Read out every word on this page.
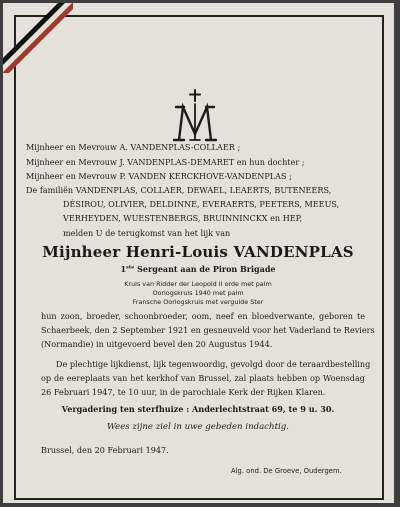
Mijnheer en Mevrouw A. VANDENPLAS-COLLAER ;
Mijnheer en Mevrouw J. VANDENPLAS-DEMARET en hun dochter ;
Mijnheer en Mevrouw P. VANDEN KERCKHOVE-VANDENPLAS ;
De familiën VANDENPLAS, COLLAER, DEWAEL, LEAERTS, BUTENEERS,
DÉSIROU, OLIVIER, DELDINNE, EVERAERTS, PEETERS, MEEUS,
VERHEYDEN, WUESTENBERGS, BRUINNINCKX en HEP,
melden U de terugkomst van het lijk van
Mijnheer Henri-Louis VANDENPLAS
1ste Sergeant aan de Piron Brigade
Kruis van Ridder der Leopold II orde met palm
Oorlogskruis 1940 met palm
Fransche Oorlogskruis met vergulde Ster
hun zoon, broeder, schoonbroeder, oom, neef en bloedverwante, geboren te
Schaerbeek, den 2 September 1921 en gesneuveld voor het Vaderland te Reviers
(Normandie) in uitgevoerd bevel den 20 Augustus 1944.
De plechtige lijkdienst, lijk tegenwoordig, gevolgd door de teraardbestelling
op de eereplaats van het kerkhof van Brussel, zal plaats hebben op Woensdag
26 Februari 1947, te 10 uur, in de parochiale Kerk der Rijken Klaren.
Vergadering ten sterfhuize : Anderlechtstraat 69, te 9 u. 30.
Wees zijne ziel in uwe gebeden indachtig.
Brussel, den 20 Februari 1947.
Alg. ond. De Groeve, Oudergem.
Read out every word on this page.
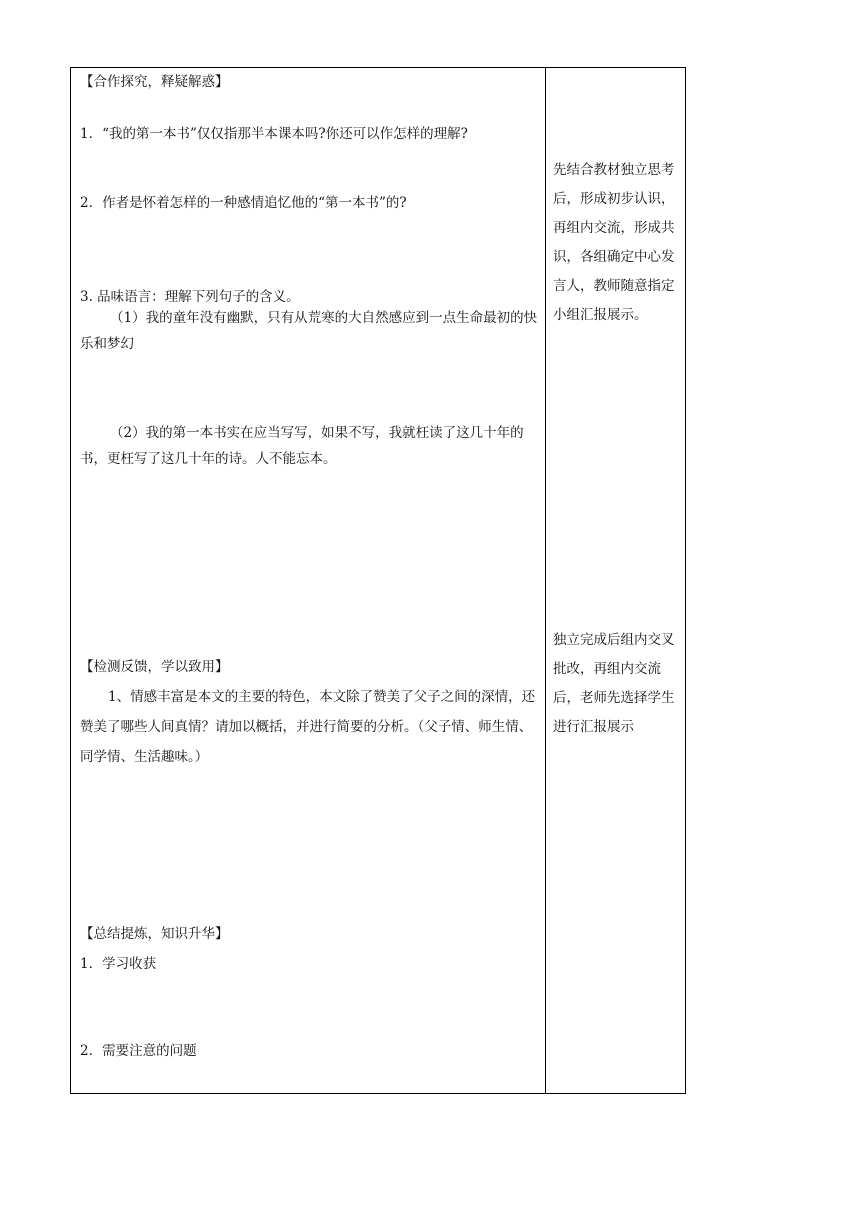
【合作探究，释疑解惑】
1．“我的第一本书”仅仅指那半本课本吗?你还可以作怎样的理解?
2．作者是怀着怎样的一种感情追忆他的“第一本书”的?
3. 品味语言：理解下列句子的含义。
（1）我的童年没有幽默，只有从荒寒的大自然感应到一点生命最初的快乐和梦幻
（2）我的第一本书实在应当写写，如果不写，我就枉读了这几十年的书，更枉写了这几十年的诗。人不能忘本。
【检测反馈，学以致用】
1、情感丰富是本文的主要的特色，本文除了赞美了父子之间的深情，还赞美了哪些人间真情？请加以概括，并进行简要的分析。（父子情、师生情、同学情、生活趣味。）
【总结提炼，知识升华】
1．学习收获
2．需要注意的问题
先结合教材独立思考后，形成初步认识，再组内交流，形成共识，各组确定中心发言人，教师随意指定小组汇报展示。
独立完成后组内交叉批改，再组内交流后，老师先选择学生进行汇报展示
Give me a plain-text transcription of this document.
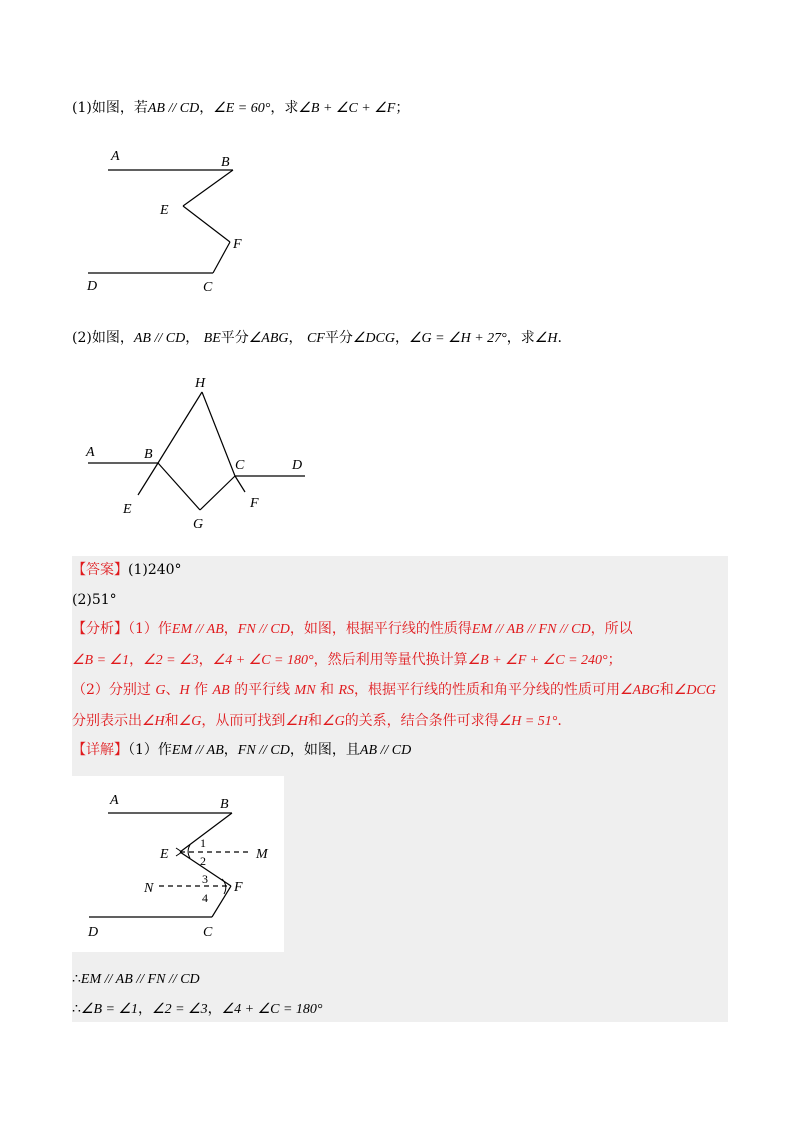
(1)如图，若AB // CD，∠E = 60°，求∠B + ∠C + ∠F；
A	B
E
F
D	C
(2)如图，AB // CD， BE平分∠ABG， CF平分∠DCG，∠G = ∠H + 27°，求∠H.
H
A	B
C	D
E
G
F
【答案】(1)240°
(2)51°
【分析】（1）作EM // AB，FN // CD，如图，根据平行线的性质得EM // AB // FN // CD，所以
∠B = ∠1，∠2 = ∠3，∠4 + ∠C = 180°，然后利用等量代换计算∠B + ∠F + ∠C = 240°；
（2）分别过 G、H 作 AB 的平行线 MN 和 RS，根据平行线的性质和角平分线的性质可用∠ABG和∠DCG
分别表示出∠H和∠G，从而可找到∠H和∠G的关系，结合条件可求得∠H = 51°.
【详解】（1）作EM // AB，FN // CD，如图，且AB // CD
A	B
E	M
1
2
N
3
4
F
D	C
∴EM // AB // FN // CD
∴∠B = ∠1，∠2 = ∠3，∠4 + ∠C = 180°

■ ■ ■ ■ ■

* **What to work on**:
Copy, from the material, each line that holds the string "VANDENPLAS".

* **Solution to the problem**:
Mijnheer en Mevrouw A. VANDENPLAS-COLLAER ;
Mijnheer en Mevrouw J. VANDENPLAS-DEMARET en hun dochter ;
Mijnheer en Mevrouw P. VANDEN KERCKHOVE-VANDENPLAS ;
De familiën VANDENPLAS, COLLAER, DEWAEL, LEAERTS, BUTENEERS,
Mijnheer Henri-Louis VANDENPLAS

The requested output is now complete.